» WHAT IS NEEDED:
Exactly reproduce the lines that follow.

» SOURCE MATERIAL:
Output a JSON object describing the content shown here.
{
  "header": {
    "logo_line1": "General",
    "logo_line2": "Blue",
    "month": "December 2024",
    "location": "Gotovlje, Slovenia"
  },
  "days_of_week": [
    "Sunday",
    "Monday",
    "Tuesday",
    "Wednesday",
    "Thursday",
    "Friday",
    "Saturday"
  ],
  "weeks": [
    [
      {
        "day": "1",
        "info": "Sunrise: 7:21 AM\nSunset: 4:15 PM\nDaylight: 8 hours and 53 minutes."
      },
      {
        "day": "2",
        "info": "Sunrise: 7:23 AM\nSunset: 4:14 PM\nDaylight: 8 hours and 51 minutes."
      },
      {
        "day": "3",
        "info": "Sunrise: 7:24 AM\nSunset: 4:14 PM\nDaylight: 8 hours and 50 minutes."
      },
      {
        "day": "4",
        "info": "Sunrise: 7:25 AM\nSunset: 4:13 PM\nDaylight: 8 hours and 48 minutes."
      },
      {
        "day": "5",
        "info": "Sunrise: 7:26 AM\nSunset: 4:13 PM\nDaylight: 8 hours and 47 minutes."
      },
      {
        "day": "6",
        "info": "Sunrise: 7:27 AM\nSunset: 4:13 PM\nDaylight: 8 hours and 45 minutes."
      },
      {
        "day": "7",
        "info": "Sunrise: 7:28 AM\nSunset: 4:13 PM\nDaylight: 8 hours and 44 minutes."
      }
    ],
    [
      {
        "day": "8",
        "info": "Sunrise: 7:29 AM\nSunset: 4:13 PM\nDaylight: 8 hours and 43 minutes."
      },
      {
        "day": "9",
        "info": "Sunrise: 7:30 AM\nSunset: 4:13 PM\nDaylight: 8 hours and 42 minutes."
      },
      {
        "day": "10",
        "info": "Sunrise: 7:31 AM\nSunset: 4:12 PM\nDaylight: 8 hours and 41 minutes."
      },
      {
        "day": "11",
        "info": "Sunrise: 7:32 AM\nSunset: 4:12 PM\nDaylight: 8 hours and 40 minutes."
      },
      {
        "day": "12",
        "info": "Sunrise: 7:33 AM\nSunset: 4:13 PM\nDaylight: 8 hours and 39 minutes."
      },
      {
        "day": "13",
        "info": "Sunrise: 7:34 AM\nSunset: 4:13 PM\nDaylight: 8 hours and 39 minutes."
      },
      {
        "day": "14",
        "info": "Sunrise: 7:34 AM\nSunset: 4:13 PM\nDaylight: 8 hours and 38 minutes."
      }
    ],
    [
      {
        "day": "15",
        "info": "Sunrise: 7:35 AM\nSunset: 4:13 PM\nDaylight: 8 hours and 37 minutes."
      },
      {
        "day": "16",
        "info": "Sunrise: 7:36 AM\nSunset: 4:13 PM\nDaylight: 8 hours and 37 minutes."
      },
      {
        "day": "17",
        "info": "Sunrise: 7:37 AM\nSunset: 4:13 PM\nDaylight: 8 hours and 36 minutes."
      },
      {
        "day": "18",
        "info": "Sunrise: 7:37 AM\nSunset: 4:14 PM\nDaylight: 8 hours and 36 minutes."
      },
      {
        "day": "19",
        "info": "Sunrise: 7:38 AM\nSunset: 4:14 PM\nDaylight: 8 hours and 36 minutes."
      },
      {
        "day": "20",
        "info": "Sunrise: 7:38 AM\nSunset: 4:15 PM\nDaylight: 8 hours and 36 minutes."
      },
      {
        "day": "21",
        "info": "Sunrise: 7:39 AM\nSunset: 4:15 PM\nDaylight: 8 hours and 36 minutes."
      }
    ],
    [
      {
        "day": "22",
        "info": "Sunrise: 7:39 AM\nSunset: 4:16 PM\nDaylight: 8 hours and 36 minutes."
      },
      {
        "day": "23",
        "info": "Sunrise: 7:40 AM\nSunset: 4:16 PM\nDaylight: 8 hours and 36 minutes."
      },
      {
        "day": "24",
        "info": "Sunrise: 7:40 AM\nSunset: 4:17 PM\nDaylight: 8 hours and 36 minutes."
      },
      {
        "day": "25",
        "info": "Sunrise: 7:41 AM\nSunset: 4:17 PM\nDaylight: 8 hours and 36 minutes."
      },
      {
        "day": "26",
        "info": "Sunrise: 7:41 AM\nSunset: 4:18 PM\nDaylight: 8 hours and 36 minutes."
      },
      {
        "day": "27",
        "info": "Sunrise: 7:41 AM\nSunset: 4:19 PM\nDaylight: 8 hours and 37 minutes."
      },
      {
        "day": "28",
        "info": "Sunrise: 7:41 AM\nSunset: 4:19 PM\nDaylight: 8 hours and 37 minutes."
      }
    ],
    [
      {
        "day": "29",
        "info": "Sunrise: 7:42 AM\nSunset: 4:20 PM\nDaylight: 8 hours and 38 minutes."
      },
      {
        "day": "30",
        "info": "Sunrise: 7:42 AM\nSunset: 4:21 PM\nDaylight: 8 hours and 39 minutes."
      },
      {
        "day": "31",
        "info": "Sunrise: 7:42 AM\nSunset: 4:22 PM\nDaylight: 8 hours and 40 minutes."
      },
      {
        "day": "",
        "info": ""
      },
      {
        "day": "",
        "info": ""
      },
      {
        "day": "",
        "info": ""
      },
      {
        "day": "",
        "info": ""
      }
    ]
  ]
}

» EXERCISE RESPONSE:
Output a JSON object describing the content shown here.
{
  "header": {
    "logo_line1": "General",
    "logo_line2": "Blue",
    "month": "December 2024",
    "location": "Gotovlje, Slovenia"
  },
  "days_of_week": [
    "Sunday",
    "Monday",
    "Tuesday",
    "Wednesday",
    "Thursday",
    "Friday",
    "Saturday"
  ],
  "weeks": [
    [
      {
        "day": "1",
        "info": "Sunrise: 7:21 AM\nSunset: 4:15 PM\nDaylight: 8 hours and 53 minutes."
      },
      {
        "day": "2",
        "info": "Sunrise: 7:23 AM\nSunset: 4:14 PM\nDaylight: 8 hours and 51 minutes."
      },
      {
        "day": "3",
        "info": "Sunrise: 7:24 AM\nSunset: 4:14 PM\nDaylight: 8 hours and 50 minutes."
      },
      {
        "day": "4",
        "info": "Sunrise: 7:25 AM\nSunset: 4:13 PM\nDaylight: 8 hours and 48 minutes."
      },
      {
        "day": "5",
        "info": "Sunrise: 7:26 AM\nSunset: 4:13 PM\nDaylight: 8 hours and 47 minutes."
      },
      {
        "day": "6",
        "info": "Sunrise: 7:27 AM\nSunset: 4:13 PM\nDaylight: 8 hours and 45 minutes."
      },
      {
        "day": "7",
        "info": "Sunrise: 7:28 AM\nSunset: 4:13 PM\nDaylight: 8 hours and 44 minutes."
      }
    ],
    [
      {
        "day": "8",
        "info": "Sunrise: 7:29 AM\nSunset: 4:13 PM\nDaylight: 8 hours and 43 minutes."
      },
      {
        "day": "9",
        "info": "Sunrise: 7:30 AM\nSunset: 4:13 PM\nDaylight: 8 hours and 42 minutes."
      },
      {
        "day": "10",
        "info": "Sunrise: 7:31 AM\nSunset: 4:12 PM\nDaylight: 8 hours and 41 minutes."
      },
      {
        "day": "11",
        "info": "Sunrise: 7:32 AM\nSunset: 4:12 PM\nDaylight: 8 hours and 40 minutes."
      },
      {
        "day": "12",
        "info": "Sunrise: 7:33 AM\nSunset: 4:13 PM\nDaylight: 8 hours and 39 minutes."
      },
      {
        "day": "13",
        "info": "Sunrise: 7:34 AM\nSunset: 4:13 PM\nDaylight: 8 hours and 39 minutes."
      },
      {
        "day": "14",
        "info": "Sunrise: 7:34 AM\nSunset: 4:13 PM\nDaylight: 8 hours and 38 minutes."
      }
    ],
    [
      {
        "day": "15",
        "info": "Sunrise: 7:35 AM\nSunset: 4:13 PM\nDaylight: 8 hours and 37 minutes."
      },
      {
        "day": "16",
        "info": "Sunrise: 7:36 AM\nSunset: 4:13 PM\nDaylight: 8 hours and 37 minutes."
      },
      {
        "day": "17",
        "info": "Sunrise: 7:37 AM\nSunset: 4:13 PM\nDaylight: 8 hours and 36 minutes."
      },
      {
        "day": "18",
        "info": "Sunrise: 7:37 AM\nSunset: 4:14 PM\nDaylight: 8 hours and 36 minutes."
      },
      {
        "day": "19",
        "info": "Sunrise: 7:38 AM\nSunset: 4:14 PM\nDaylight: 8 hours and 36 minutes."
      },
      {
        "day": "20",
        "info": "Sunrise: 7:38 AM\nSunset: 4:15 PM\nDaylight: 8 hours and 36 minutes."
      },
      {
        "day": "21",
        "info": "Sunrise: 7:39 AM\nSunset: 4:15 PM\nDaylight: 8 hours and 36 minutes."
      }
    ],
    [
      {
        "day": "22",
        "info": "Sunrise: 7:39 AM\nSunset: 4:16 PM\nDaylight: 8 hours and 36 minutes."
      },
      {
        "day": "23",
        "info": "Sunrise: 7:40 AM\nSunset: 4:16 PM\nDaylight: 8 hours and 36 minutes."
      },
      {
        "day": "24",
        "info": "Sunrise: 7:40 AM\nSunset: 4:17 PM\nDaylight: 8 hours and 36 minutes."
      },
      {
        "day": "25",
        "info": "Sunrise: 7:41 AM\nSunset: 4:17 PM\nDaylight: 8 hours and 36 minutes."
      },
      {
        "day": "26",
        "info": "Sunrise: 7:41 AM\nSunset: 4:18 PM\nDaylight: 8 hours and 36 minutes."
      },
      {
        "day": "27",
        "info": "Sunrise: 7:41 AM\nSunset: 4:19 PM\nDaylight: 8 hours and 37 minutes."
      },
      {
        "day": "28",
        "info": "Sunrise: 7:41 AM\nSunset: 4:19 PM\nDaylight: 8 hours and 37 minutes."
      }
    ],
    [
      {
        "day": "29",
        "info": "Sunrise: 7:42 AM\nSunset: 4:20 PM\nDaylight: 8 hours and 38 minutes."
      },
      {
        "day": "30",
        "info": "Sunrise: 7:42 AM\nSunset: 4:21 PM\nDaylight: 8 hours and 39 minutes."
      },
      {
        "day": "31",
        "info": "Sunrise: 7:42 AM\nSunset: 4:22 PM\nDaylight: 8 hours and 40 minutes."
      },
      {
        "day": "",
        "info": ""
      },
      {
        "day": "",
        "info": ""
      },
      {
        "day": "",
        "info": ""
      },
      {
        "day": "",
        "info": ""
      }
    ]
  ]
}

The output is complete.